▶ [Stated problem]: Please write out the material that follows, exactly as it stands.

----

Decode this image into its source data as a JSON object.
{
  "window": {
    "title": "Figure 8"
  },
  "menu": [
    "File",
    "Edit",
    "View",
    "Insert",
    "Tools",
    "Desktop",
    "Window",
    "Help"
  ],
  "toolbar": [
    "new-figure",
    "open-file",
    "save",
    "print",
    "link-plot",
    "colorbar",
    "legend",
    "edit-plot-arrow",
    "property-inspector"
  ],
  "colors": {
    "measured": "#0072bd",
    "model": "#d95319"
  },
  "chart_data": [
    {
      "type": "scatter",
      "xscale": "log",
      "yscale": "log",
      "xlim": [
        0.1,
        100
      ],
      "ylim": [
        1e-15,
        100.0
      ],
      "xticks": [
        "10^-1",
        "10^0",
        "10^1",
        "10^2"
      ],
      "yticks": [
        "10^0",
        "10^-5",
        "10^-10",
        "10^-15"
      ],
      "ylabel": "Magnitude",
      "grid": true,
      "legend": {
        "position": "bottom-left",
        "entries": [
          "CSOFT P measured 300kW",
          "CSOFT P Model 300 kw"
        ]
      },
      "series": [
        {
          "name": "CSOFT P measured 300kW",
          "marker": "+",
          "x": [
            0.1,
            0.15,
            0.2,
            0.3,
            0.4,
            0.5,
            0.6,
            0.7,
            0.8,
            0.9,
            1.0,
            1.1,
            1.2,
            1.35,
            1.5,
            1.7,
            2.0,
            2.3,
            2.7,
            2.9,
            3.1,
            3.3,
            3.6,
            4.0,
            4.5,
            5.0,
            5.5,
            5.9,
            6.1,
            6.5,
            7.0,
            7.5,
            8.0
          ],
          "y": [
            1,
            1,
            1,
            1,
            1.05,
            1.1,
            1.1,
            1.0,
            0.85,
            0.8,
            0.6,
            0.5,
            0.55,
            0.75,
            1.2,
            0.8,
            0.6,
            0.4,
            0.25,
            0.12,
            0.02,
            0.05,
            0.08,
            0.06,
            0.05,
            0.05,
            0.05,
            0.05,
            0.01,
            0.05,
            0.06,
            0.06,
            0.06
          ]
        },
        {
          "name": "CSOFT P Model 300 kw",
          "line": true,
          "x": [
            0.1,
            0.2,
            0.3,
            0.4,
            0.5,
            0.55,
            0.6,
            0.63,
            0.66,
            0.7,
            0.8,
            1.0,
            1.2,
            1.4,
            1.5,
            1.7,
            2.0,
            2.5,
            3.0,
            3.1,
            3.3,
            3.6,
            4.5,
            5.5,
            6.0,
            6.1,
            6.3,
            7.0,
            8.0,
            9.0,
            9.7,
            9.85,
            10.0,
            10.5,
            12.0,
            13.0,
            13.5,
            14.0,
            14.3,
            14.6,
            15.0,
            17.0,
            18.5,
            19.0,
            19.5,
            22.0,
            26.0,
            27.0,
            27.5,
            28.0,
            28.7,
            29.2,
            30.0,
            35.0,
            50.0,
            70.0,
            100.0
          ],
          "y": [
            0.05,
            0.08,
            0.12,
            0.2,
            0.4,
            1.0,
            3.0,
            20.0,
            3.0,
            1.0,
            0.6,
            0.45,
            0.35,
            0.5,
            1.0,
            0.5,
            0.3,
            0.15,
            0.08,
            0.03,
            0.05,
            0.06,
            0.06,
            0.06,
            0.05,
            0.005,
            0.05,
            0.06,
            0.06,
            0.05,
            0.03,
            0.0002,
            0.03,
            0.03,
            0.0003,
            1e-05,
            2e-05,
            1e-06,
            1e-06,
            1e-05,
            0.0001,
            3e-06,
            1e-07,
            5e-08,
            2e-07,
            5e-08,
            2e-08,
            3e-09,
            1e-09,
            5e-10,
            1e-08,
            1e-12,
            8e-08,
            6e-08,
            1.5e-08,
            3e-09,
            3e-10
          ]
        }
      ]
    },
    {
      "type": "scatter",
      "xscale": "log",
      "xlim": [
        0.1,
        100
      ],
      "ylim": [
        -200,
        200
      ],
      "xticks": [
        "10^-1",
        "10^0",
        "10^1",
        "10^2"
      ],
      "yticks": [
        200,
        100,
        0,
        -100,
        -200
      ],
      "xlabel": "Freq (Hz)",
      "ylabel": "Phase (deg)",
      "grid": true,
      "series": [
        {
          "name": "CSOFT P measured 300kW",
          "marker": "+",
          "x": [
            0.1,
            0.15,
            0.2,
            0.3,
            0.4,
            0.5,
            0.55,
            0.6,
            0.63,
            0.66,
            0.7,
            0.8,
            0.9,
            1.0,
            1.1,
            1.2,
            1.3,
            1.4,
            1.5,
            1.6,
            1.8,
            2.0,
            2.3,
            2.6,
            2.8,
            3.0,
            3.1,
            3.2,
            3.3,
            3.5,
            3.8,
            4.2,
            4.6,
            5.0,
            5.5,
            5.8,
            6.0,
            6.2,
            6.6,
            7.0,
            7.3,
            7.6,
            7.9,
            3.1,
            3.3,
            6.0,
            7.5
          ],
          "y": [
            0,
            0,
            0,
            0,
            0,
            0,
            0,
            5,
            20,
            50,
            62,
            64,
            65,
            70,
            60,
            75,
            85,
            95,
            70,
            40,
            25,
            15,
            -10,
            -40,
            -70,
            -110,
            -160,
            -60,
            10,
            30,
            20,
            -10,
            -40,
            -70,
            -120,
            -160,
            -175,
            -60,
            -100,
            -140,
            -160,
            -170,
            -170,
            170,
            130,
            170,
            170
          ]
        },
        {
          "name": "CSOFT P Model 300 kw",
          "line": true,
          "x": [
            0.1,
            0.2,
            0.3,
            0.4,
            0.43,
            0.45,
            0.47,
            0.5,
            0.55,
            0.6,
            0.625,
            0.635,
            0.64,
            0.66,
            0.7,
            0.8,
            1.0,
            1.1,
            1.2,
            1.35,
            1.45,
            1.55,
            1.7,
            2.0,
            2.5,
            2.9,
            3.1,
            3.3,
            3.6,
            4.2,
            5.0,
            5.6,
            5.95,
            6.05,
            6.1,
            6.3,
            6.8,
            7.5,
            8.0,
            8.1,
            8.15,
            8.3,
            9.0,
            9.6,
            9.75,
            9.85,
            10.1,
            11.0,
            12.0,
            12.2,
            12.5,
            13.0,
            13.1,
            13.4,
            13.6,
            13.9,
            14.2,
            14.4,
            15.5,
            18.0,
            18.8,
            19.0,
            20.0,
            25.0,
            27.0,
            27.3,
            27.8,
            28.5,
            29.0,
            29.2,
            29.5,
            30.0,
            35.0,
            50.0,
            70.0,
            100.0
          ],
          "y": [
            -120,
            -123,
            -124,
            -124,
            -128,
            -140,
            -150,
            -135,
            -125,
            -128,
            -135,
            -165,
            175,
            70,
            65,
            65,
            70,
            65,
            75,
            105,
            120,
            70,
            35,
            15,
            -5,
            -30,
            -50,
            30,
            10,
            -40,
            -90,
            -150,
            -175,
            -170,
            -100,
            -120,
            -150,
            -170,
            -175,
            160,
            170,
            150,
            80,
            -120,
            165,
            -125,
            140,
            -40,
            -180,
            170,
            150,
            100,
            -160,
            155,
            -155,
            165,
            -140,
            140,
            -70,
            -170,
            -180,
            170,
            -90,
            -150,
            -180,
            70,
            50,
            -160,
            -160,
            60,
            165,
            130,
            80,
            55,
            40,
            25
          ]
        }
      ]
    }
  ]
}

----

▶ [Answer to this task]:
Decode this image into its source data as a JSON object.
{
  "window": {
    "title": "Figure 8"
  },
  "menu": [
    "File",
    "Edit",
    "View",
    "Insert",
    "Tools",
    "Desktop",
    "Window",
    "Help"
  ],
  "toolbar": [
    "new-figure",
    "open-file",
    "save",
    "print",
    "link-plot",
    "colorbar",
    "legend",
    "edit-plot-arrow",
    "property-inspector"
  ],
  "colors": {
    "measured": "#0072bd",
    "model": "#d95319"
  },
  "chart_data": [
    {
      "type": "scatter",
      "xscale": "log",
      "yscale": "log",
      "xlim": [
        0.1,
        100
      ],
      "ylim": [
        1e-15,
        100.0
      ],
      "xticks": [
        "10^-1",
        "10^0",
        "10^1",
        "10^2"
      ],
      "yticks": [
        "10^0",
        "10^-5",
        "10^-10",
        "10^-15"
      ],
      "ylabel": "Magnitude",
      "grid": true,
      "legend": {
        "position": "bottom-left",
        "entries": [
          "CSOFT P measured 300kW",
          "CSOFT P Model 300 kw"
        ]
      },
      "series": [
        {
          "name": "CSOFT P measured 300kW",
          "marker": "+",
          "x": [
            0.1,
            0.15,
            0.2,
            0.3,
            0.4,
            0.5,
            0.6,
            0.7,
            0.8,
            0.9,
            1.0,
            1.1,
            1.2,
            1.35,
            1.5,
            1.7,
            2.0,
            2.3,
            2.7,
            2.9,
            3.1,
            3.3,
            3.6,
            4.0,
            4.5,
            5.0,
            5.5,
            5.9,
            6.1,
            6.5,
            7.0,
            7.5,
            8.0
          ],
          "y": [
            1,
            1,
            1,
            1,
            1.05,
            1.1,
            1.1,
            1.0,
            0.85,
            0.8,
            0.6,
            0.5,
            0.55,
            0.75,
            1.2,
            0.8,
            0.6,
            0.4,
            0.25,
            0.12,
            0.02,
            0.05,
            0.08,
            0.06,
            0.05,
            0.05,
            0.05,
            0.05,
            0.01,
            0.05,
            0.06,
            0.06,
            0.06
          ]
        },
        {
          "name": "CSOFT P Model 300 kw",
          "line": true,
          "x": [
            0.1,
            0.2,
            0.3,
            0.4,
            0.5,
            0.55,
            0.6,
            0.63,
            0.66,
            0.7,
            0.8,
            1.0,
            1.2,
            1.4,
            1.5,
            1.7,
            2.0,
            2.5,
            3.0,
            3.1,
            3.3,
            3.6,
            4.5,
            5.5,
            6.0,
            6.1,
            6.3,
            7.0,
            8.0,
            9.0,
            9.7,
            9.85,
            10.0,
            10.5,
            12.0,
            13.0,
            13.5,
            14.0,
            14.3,
            14.6,
            15.0,
            17.0,
            18.5,
            19.0,
            19.5,
            22.0,
            26.0,
            27.0,
            27.5,
            28.0,
            28.7,
            29.2,
            30.0,
            35.0,
            50.0,
            70.0,
            100.0
          ],
          "y": [
            0.05,
            0.08,
            0.12,
            0.2,
            0.4,
            1.0,
            3.0,
            20.0,
            3.0,
            1.0,
            0.6,
            0.45,
            0.35,
            0.5,
            1.0,
            0.5,
            0.3,
            0.15,
            0.08,
            0.03,
            0.05,
            0.06,
            0.06,
            0.06,
            0.05,
            0.005,
            0.05,
            0.06,
            0.06,
            0.05,
            0.03,
            0.0002,
            0.03,
            0.03,
            0.0003,
            1e-05,
            2e-05,
            1e-06,
            1e-06,
            1e-05,
            0.0001,
            3e-06,
            1e-07,
            5e-08,
            2e-07,
            5e-08,
            2e-08,
            3e-09,
            1e-09,
            5e-10,
            1e-08,
            1e-12,
            8e-08,
            6e-08,
            1.5e-08,
            3e-09,
            3e-10
          ]
        }
      ]
    },
    {
      "type": "scatter",
      "xscale": "log",
      "xlim": [
        0.1,
        100
      ],
      "ylim": [
        -200,
        200
      ],
      "xticks": [
        "10^-1",
        "10^0",
        "10^1",
        "10^2"
      ],
      "yticks": [
        200,
        100,
        0,
        -100,
        -200
      ],
      "xlabel": "Freq (Hz)",
      "ylabel": "Phase (deg)",
      "grid": true,
      "series": [
        {
          "name": "CSOFT P measured 300kW",
          "marker": "+",
          "x": [
            0.1,
            0.15,
            0.2,
            0.3,
            0.4,
            0.5,
            0.55,
            0.6,
            0.63,
            0.66,
            0.7,
            0.8,
            0.9,
            1.0,
            1.1,
            1.2,
            1.3,
            1.4,
            1.5,
            1.6,
            1.8,
            2.0,
            2.3,
            2.6,
            2.8,
            3.0,
            3.1,
            3.2,
            3.3,
            3.5,
            3.8,
            4.2,
            4.6,
            5.0,
            5.5,
            5.8,
            6.0,
            6.2,
            6.6,
            7.0,
            7.3,
            7.6,
            7.9,
            3.1,
            3.3,
            6.0,
            7.5
          ],
          "y": [
            0,
            0,
            0,
            0,
            0,
            0,
            0,
            5,
            20,
            50,
            62,
            64,
            65,
            70,
            60,
            75,
            85,
            95,
            70,
            40,
            25,
            15,
            -10,
            -40,
            -70,
            -110,
            -160,
            -60,
            10,
            30,
            20,
            -10,
            -40,
            -70,
            -120,
            -160,
            -175,
            -60,
            -100,
            -140,
            -160,
            -170,
            -170,
            170,
            130,
            170,
            170
          ]
        },
        {
          "name": "CSOFT P Model 300 kw",
          "line": true,
          "x": [
            0.1,
            0.2,
            0.3,
            0.4,
            0.43,
            0.45,
            0.47,
            0.5,
            0.55,
            0.6,
            0.625,
            0.635,
            0.64,
            0.66,
            0.7,
            0.8,
            1.0,
            1.1,
            1.2,
            1.35,
            1.45,
            1.55,
            1.7,
            2.0,
            2.5,
            2.9,
            3.1,
            3.3,
            3.6,
            4.2,
            5.0,
            5.6,
            5.95,
            6.05,
            6.1,
            6.3,
            6.8,
            7.5,
            8.0,
            8.1,
            8.15,
            8.3,
            9.0,
            9.6,
            9.75,
            9.85,
            10.1,
            11.0,
            12.0,
            12.2,
            12.5,
            13.0,
            13.1,
            13.4,
            13.6,
            13.9,
            14.2,
            14.4,
            15.5,
            18.0,
            18.8,
            19.0,
            20.0,
            25.0,
            27.0,
            27.3,
            27.8,
            28.5,
            29.0,
            29.2,
            29.5,
            30.0,
            35.0,
            50.0,
            70.0,
            100.0
          ],
          "y": [
            -120,
            -123,
            -124,
            -124,
            -128,
            -140,
            -150,
            -135,
            -125,
            -128,
            -135,
            -165,
            175,
            70,
            65,
            65,
            70,
            65,
            75,
            105,
            120,
            70,
            35,
            15,
            -5,
            -30,
            -50,
            30,
            10,
            -40,
            -90,
            -150,
            -175,
            -170,
            -100,
            -120,
            -150,
            -170,
            -175,
            160,
            170,
            150,
            80,
            -120,
            165,
            -125,
            140,
            -40,
            -180,
            170,
            150,
            100,
            -160,
            155,
            -155,
            165,
            -140,
            140,
            -70,
            -170,
            -180,
            170,
            -90,
            -150,
            -180,
            70,
            50,
            -160,
            -160,
            60,
            165,
            130,
            80,
            55,
            40,
            25
          ]
        }
      ]
    }
  ]
}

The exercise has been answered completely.